| Stored records |
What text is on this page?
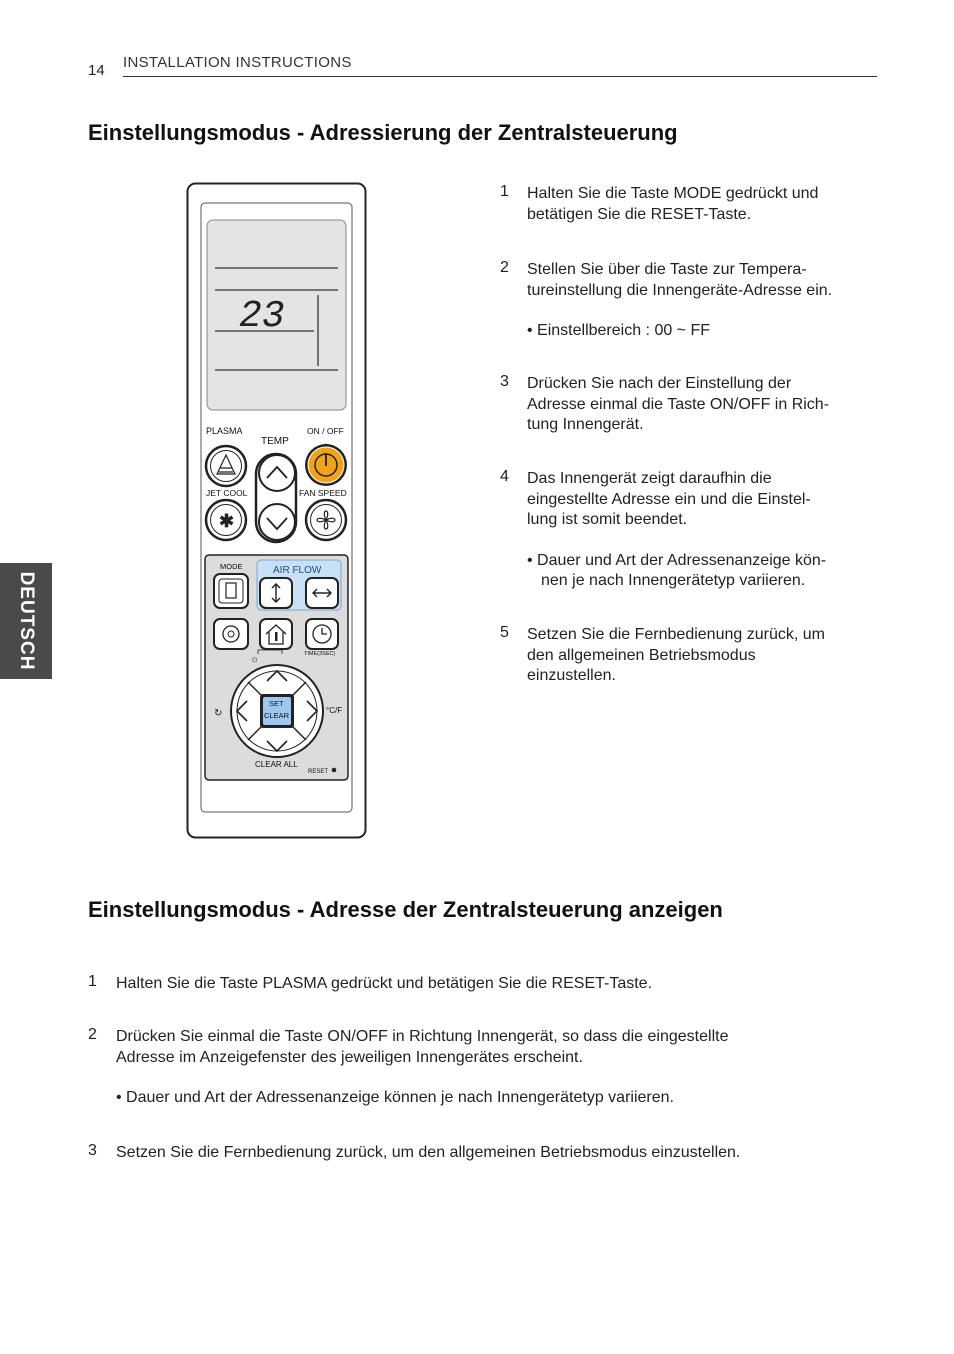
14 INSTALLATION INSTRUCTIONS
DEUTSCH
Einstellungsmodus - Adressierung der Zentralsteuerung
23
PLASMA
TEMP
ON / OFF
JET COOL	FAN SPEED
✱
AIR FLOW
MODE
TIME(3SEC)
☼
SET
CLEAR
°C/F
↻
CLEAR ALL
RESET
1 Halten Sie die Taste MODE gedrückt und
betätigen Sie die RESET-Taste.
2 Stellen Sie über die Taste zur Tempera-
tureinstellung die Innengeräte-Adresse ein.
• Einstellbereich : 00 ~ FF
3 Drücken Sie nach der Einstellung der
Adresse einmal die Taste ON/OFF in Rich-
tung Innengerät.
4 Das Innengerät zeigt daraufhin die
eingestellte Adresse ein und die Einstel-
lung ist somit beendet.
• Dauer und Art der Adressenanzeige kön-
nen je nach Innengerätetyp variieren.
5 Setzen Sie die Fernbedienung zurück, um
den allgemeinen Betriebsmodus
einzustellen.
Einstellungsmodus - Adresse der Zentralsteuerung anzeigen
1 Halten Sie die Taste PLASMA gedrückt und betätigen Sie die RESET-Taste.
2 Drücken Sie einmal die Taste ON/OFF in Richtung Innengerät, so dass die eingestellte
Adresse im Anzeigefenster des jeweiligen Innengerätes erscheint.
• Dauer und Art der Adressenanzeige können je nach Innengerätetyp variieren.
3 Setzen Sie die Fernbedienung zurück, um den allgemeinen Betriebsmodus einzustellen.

--

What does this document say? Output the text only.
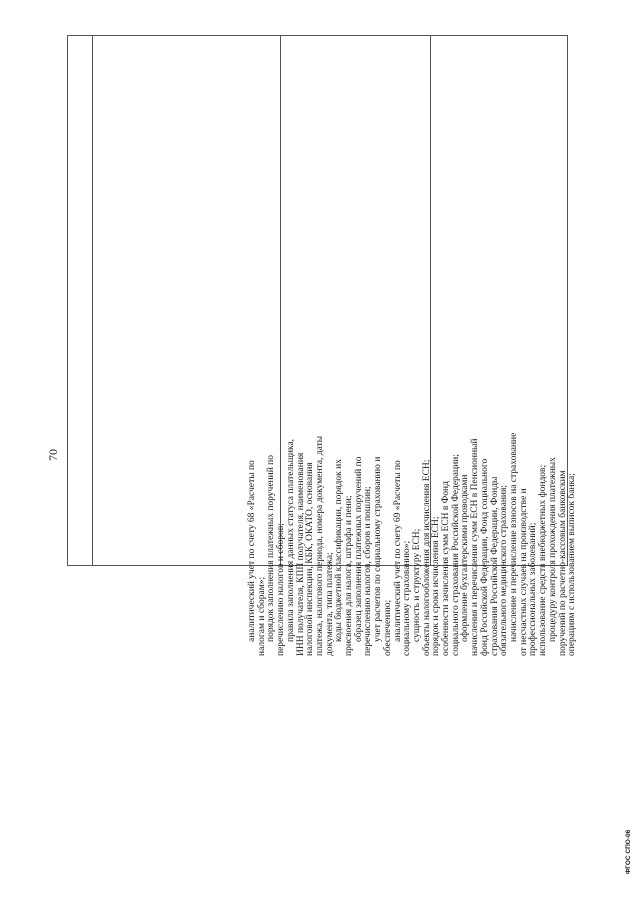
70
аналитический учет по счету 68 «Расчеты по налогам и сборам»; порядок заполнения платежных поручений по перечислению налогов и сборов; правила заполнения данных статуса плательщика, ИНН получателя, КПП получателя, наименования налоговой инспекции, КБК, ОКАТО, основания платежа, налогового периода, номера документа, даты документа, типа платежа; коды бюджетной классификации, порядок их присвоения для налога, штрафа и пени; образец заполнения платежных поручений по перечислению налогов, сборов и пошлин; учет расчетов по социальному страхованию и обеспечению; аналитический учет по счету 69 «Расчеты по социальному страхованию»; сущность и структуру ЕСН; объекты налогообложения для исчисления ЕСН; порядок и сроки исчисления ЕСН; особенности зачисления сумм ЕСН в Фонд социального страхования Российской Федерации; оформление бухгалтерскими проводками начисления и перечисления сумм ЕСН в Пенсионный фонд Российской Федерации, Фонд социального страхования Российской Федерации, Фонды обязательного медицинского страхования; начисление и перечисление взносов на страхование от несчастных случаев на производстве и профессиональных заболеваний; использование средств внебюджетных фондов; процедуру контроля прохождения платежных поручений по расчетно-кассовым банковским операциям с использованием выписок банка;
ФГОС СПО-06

* * *

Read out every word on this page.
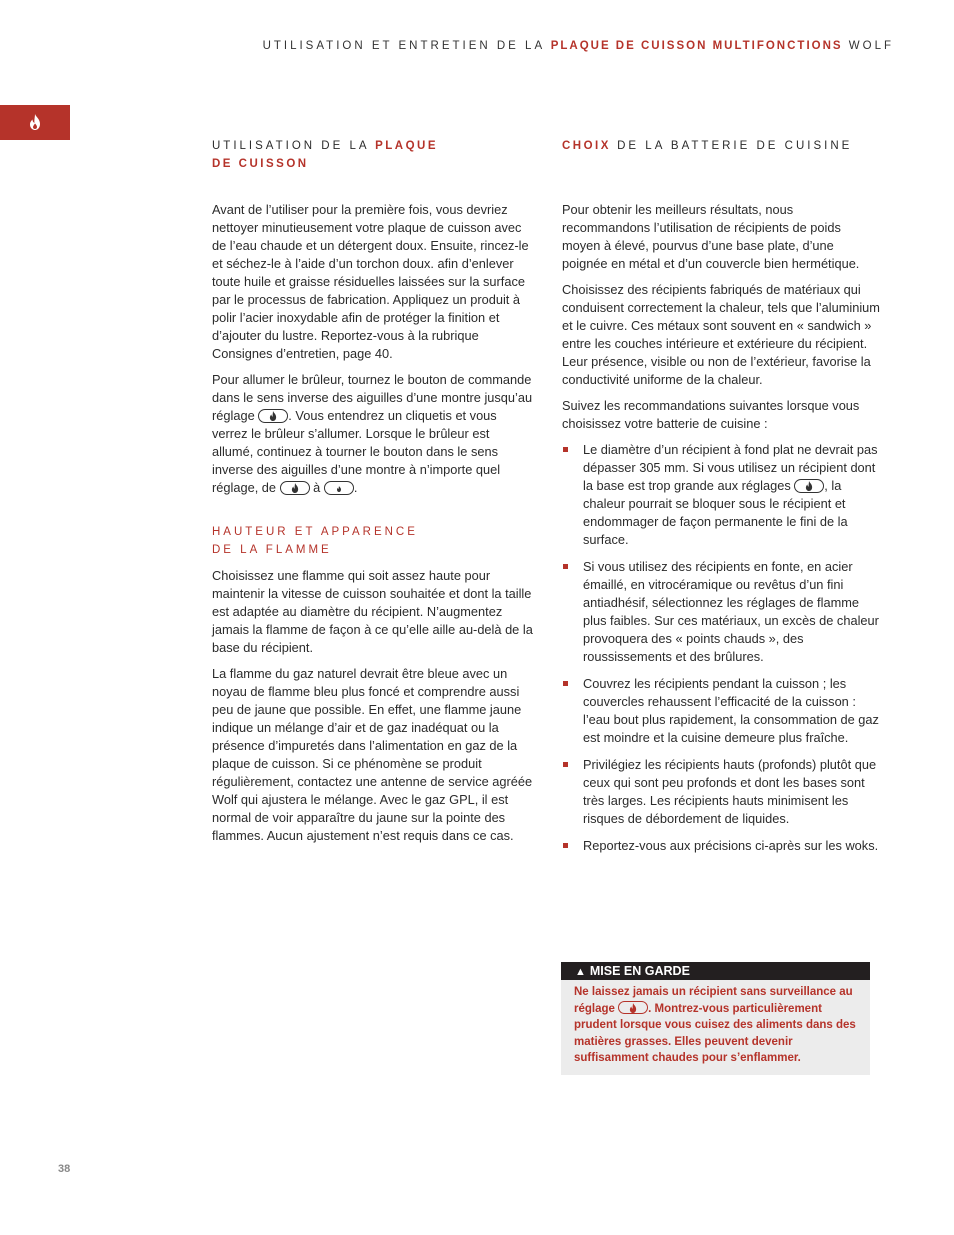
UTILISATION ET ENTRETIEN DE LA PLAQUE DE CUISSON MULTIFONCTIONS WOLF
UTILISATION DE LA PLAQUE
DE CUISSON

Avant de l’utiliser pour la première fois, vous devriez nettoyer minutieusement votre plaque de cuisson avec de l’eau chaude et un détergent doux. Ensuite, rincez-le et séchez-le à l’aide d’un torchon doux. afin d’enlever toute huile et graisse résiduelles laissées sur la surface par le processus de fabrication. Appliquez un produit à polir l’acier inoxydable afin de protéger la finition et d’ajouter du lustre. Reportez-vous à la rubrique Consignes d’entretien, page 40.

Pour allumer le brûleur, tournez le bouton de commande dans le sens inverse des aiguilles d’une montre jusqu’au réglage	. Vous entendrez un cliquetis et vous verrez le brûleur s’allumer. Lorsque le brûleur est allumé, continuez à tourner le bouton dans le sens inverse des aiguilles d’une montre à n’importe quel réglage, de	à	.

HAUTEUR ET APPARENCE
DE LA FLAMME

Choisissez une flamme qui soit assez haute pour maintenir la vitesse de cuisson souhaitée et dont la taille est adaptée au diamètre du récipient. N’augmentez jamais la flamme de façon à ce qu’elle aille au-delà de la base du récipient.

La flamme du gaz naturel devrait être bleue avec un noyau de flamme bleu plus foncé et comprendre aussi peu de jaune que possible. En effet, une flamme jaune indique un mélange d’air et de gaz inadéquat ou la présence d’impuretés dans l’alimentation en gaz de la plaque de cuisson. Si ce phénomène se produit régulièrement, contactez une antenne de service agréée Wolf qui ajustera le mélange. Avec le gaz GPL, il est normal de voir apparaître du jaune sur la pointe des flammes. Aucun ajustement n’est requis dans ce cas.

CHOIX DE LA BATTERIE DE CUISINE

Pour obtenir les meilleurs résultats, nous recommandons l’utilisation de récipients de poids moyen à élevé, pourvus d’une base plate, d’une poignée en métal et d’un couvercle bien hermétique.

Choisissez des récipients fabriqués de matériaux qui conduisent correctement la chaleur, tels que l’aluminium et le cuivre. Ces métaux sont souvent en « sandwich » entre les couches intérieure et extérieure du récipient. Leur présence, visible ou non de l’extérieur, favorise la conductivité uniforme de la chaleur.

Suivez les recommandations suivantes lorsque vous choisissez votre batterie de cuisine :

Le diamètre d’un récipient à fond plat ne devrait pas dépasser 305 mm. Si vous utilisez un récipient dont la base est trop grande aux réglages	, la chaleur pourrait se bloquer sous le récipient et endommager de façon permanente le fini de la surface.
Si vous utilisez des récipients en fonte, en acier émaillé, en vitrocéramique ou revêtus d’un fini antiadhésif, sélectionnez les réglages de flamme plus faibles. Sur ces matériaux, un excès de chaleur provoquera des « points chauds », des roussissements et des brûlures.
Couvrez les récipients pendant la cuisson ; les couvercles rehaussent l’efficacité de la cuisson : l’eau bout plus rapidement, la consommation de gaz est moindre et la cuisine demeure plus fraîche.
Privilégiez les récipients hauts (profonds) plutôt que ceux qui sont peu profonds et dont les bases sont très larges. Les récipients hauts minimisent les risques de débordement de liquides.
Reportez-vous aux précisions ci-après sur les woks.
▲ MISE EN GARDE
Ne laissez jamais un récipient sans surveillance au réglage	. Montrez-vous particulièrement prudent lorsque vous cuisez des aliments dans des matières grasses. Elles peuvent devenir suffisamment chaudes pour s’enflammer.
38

| What you need to do |
From the listing above, copy all lines holding the word "Innengerätetyp".

| Answer for the task |
nen je nach Innengerätetyp variieren.
• Dauer und Art der Adressenanzeige können je nach Innengerätetyp variieren.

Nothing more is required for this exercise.